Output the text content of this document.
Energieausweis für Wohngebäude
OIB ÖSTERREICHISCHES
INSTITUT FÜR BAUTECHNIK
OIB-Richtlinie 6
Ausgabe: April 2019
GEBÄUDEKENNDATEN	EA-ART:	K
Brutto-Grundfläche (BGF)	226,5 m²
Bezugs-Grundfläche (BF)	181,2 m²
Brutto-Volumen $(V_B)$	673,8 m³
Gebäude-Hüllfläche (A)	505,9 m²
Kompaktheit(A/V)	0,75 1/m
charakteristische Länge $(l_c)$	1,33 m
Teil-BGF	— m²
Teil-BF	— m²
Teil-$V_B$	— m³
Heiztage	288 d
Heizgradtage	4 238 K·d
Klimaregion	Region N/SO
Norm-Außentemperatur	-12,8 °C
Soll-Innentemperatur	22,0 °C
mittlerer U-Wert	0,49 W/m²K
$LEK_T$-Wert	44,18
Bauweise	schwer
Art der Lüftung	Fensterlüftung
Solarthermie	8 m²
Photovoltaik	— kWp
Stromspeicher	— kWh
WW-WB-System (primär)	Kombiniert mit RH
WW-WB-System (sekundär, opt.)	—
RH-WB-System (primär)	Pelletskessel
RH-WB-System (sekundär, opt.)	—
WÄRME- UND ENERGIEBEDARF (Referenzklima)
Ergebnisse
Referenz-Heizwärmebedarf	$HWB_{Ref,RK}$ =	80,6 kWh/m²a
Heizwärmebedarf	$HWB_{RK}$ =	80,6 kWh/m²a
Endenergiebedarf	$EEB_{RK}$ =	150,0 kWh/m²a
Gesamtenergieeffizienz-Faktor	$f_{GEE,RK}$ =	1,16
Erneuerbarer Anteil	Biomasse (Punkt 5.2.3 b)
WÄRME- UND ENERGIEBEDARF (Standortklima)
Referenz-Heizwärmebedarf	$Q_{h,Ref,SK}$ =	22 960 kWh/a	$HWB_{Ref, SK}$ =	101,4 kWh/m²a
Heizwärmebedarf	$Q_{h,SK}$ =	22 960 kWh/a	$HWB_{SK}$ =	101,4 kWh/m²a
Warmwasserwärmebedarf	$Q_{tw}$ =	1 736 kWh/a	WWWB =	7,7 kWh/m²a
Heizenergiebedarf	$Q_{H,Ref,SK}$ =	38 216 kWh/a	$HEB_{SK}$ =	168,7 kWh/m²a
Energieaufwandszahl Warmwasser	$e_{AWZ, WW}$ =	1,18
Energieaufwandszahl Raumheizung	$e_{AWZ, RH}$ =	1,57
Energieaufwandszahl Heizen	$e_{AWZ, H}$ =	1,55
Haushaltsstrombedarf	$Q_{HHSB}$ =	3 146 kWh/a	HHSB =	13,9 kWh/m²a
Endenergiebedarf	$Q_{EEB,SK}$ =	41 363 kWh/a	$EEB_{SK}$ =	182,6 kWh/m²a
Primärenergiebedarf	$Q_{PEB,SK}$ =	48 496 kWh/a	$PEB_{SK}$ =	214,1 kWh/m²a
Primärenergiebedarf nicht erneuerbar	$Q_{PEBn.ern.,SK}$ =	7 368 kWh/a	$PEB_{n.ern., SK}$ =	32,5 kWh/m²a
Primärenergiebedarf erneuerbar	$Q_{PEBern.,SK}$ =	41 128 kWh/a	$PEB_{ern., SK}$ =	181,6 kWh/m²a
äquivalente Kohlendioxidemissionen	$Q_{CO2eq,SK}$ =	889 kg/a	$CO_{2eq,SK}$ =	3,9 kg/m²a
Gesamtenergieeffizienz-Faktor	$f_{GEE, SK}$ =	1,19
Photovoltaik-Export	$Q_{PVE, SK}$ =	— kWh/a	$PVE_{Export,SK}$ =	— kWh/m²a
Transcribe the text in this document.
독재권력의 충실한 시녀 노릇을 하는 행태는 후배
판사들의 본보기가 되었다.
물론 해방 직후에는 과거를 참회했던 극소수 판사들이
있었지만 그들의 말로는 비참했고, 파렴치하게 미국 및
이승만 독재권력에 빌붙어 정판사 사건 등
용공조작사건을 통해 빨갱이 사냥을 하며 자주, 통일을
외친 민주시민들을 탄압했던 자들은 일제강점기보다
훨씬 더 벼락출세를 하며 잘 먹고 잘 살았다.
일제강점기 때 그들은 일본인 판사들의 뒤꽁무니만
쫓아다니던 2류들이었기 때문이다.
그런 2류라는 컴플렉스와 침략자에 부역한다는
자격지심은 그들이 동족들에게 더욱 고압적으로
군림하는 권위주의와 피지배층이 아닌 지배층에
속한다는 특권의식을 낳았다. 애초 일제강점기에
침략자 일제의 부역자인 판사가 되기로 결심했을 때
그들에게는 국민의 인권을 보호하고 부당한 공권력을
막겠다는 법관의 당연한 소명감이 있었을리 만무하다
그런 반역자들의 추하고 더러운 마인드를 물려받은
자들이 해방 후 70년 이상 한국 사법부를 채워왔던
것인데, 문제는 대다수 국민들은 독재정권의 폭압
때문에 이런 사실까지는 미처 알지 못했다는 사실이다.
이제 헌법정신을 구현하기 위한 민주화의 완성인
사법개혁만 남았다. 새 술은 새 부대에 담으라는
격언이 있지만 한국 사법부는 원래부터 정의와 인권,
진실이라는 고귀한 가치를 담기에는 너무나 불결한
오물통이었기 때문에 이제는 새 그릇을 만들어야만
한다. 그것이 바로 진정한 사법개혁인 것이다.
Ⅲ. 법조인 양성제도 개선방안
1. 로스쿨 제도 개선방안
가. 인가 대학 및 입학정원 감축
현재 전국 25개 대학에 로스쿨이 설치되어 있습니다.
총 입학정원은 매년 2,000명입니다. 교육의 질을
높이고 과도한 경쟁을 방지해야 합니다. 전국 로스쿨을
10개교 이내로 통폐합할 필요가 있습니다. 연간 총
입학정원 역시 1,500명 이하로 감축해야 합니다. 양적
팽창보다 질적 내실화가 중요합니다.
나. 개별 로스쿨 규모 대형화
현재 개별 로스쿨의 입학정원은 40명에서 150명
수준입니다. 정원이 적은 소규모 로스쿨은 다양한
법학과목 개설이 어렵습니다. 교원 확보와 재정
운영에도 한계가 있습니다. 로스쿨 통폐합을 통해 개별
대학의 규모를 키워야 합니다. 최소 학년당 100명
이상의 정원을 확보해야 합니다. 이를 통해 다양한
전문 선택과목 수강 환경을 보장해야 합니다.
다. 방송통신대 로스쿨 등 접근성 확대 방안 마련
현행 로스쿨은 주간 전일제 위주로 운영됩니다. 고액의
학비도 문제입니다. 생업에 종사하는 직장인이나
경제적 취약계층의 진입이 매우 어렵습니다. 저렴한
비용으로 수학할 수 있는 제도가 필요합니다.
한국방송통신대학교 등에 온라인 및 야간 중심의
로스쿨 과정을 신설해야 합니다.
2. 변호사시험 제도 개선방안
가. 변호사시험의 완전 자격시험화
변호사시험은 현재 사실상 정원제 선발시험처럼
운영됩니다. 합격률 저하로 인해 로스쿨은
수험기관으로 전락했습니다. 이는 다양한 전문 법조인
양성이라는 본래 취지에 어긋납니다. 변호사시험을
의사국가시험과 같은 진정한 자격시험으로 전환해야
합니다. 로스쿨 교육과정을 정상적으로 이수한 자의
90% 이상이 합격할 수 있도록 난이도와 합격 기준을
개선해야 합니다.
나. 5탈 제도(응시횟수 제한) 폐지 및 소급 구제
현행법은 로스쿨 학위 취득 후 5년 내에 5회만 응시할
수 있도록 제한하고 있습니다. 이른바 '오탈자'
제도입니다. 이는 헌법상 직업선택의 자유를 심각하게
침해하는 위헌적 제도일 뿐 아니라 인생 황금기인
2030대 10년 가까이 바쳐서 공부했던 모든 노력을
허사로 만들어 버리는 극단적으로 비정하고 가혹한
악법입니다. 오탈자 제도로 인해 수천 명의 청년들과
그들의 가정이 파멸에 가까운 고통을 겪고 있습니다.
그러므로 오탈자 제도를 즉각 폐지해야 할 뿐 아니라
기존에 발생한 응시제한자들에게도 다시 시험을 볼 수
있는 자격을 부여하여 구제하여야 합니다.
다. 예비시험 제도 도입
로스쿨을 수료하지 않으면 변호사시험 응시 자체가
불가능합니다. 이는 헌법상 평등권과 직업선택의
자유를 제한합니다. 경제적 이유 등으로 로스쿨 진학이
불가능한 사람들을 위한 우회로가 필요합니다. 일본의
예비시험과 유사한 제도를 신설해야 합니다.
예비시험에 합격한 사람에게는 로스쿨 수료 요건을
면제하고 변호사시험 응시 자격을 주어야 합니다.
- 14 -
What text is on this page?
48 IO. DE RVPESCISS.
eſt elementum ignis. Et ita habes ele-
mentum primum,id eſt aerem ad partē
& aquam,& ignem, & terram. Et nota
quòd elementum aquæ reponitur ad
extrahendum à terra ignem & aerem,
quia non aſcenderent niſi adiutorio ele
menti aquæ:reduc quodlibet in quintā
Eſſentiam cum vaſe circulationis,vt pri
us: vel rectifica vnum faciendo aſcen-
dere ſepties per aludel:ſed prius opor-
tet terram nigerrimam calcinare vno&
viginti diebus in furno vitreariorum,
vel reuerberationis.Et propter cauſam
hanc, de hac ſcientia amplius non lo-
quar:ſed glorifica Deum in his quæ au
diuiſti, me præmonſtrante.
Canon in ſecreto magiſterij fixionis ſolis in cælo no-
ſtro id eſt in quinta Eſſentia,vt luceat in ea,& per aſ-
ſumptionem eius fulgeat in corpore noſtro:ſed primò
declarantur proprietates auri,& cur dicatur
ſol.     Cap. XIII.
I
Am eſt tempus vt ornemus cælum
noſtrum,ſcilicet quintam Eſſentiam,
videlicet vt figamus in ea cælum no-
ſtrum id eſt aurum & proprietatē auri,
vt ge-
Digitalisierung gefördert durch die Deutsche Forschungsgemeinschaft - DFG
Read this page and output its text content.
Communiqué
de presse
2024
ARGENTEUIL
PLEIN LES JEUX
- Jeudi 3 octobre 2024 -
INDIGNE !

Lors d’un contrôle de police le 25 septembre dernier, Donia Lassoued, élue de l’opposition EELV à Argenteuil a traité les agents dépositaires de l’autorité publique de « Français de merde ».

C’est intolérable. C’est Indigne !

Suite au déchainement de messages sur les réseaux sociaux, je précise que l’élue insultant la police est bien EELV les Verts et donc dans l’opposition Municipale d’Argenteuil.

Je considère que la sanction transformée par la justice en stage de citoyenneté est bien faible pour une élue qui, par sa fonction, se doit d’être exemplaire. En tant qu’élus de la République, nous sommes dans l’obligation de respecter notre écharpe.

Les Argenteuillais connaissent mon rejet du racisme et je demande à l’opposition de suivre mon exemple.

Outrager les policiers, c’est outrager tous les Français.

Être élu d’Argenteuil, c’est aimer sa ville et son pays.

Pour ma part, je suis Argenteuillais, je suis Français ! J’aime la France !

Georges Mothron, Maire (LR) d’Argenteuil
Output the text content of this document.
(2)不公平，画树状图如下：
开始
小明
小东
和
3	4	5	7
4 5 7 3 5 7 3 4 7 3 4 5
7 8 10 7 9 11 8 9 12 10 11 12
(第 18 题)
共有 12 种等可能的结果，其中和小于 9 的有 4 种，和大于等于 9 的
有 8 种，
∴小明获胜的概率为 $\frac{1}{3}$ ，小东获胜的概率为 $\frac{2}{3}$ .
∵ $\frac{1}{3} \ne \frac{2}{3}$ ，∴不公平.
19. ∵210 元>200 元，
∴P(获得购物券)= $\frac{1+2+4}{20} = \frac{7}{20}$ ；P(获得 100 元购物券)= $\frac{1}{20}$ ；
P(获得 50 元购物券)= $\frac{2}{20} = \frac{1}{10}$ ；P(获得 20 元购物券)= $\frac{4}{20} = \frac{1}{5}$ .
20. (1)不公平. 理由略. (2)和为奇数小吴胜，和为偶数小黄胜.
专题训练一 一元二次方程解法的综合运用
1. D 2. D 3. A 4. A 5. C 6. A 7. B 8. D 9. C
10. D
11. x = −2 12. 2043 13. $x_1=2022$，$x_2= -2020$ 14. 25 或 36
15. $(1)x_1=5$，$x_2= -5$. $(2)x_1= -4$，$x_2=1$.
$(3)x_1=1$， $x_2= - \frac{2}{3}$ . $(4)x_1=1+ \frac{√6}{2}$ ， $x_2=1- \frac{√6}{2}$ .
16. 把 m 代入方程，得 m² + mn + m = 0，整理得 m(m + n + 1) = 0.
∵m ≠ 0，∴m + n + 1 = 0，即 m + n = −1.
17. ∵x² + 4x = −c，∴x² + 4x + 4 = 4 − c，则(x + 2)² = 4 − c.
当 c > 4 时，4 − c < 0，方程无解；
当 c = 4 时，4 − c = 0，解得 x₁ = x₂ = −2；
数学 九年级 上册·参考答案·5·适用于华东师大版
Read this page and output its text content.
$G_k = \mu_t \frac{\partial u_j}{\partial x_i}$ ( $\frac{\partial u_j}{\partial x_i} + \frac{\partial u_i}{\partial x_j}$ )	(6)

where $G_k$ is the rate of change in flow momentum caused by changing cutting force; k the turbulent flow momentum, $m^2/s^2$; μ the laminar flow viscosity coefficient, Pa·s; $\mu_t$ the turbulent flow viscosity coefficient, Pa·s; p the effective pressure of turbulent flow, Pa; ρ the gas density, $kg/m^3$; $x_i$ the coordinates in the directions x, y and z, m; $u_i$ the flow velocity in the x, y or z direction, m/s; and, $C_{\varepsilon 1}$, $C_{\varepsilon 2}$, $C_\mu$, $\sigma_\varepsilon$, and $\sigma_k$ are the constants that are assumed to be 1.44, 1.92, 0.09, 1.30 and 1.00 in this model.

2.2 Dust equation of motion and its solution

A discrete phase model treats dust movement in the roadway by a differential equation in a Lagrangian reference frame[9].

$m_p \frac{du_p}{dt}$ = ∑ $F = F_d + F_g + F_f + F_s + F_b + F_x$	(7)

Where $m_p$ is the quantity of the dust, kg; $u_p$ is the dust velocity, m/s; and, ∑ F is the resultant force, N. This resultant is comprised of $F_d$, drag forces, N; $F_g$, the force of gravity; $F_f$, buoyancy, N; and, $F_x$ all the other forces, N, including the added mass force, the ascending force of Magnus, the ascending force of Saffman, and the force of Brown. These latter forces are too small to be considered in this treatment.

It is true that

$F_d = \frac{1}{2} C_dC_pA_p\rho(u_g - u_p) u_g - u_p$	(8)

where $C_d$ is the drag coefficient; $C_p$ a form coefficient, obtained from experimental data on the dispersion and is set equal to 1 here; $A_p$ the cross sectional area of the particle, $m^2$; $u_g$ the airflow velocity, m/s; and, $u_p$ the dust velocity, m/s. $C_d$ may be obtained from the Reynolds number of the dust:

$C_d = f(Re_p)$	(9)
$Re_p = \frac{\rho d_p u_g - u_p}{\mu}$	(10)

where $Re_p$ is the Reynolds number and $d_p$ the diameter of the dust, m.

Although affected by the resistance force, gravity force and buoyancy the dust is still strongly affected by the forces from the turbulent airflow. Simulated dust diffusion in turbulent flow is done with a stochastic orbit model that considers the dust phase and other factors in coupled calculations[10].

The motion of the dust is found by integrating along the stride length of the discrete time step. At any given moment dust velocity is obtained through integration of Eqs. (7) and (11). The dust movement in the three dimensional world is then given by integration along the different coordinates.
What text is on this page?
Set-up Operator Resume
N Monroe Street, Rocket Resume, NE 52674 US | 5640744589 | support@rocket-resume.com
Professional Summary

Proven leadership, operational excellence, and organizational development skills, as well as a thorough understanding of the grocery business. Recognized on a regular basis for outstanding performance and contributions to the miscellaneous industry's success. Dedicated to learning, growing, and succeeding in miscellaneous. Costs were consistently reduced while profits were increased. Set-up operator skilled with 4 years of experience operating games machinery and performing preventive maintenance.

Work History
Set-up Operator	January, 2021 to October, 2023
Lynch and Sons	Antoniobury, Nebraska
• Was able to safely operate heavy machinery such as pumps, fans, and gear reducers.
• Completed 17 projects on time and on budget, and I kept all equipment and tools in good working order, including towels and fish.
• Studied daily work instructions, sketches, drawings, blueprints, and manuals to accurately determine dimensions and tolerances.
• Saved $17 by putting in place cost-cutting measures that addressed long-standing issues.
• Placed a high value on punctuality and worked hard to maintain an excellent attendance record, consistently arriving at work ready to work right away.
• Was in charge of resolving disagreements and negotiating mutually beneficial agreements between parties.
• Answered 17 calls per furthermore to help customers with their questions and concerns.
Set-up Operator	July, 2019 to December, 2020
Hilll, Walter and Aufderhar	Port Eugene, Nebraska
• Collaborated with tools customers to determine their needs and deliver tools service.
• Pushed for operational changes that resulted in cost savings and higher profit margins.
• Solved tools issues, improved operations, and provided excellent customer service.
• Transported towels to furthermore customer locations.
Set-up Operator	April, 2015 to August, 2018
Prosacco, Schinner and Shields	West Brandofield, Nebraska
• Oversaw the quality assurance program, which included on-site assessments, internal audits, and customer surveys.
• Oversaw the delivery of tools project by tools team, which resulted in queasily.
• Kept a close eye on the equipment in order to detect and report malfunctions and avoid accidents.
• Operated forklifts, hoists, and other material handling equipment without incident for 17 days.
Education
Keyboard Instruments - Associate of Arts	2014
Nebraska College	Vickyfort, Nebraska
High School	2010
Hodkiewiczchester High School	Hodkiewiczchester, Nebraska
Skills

--

[TASK PROMPT]: Copy all lines above containing the string "issues".

[RESPONSE]:
• Saved $17 by putting in place cost-cutting measures that addressed long-standing issues.
• Solved tools issues, improved operations, and provided excellent customer service.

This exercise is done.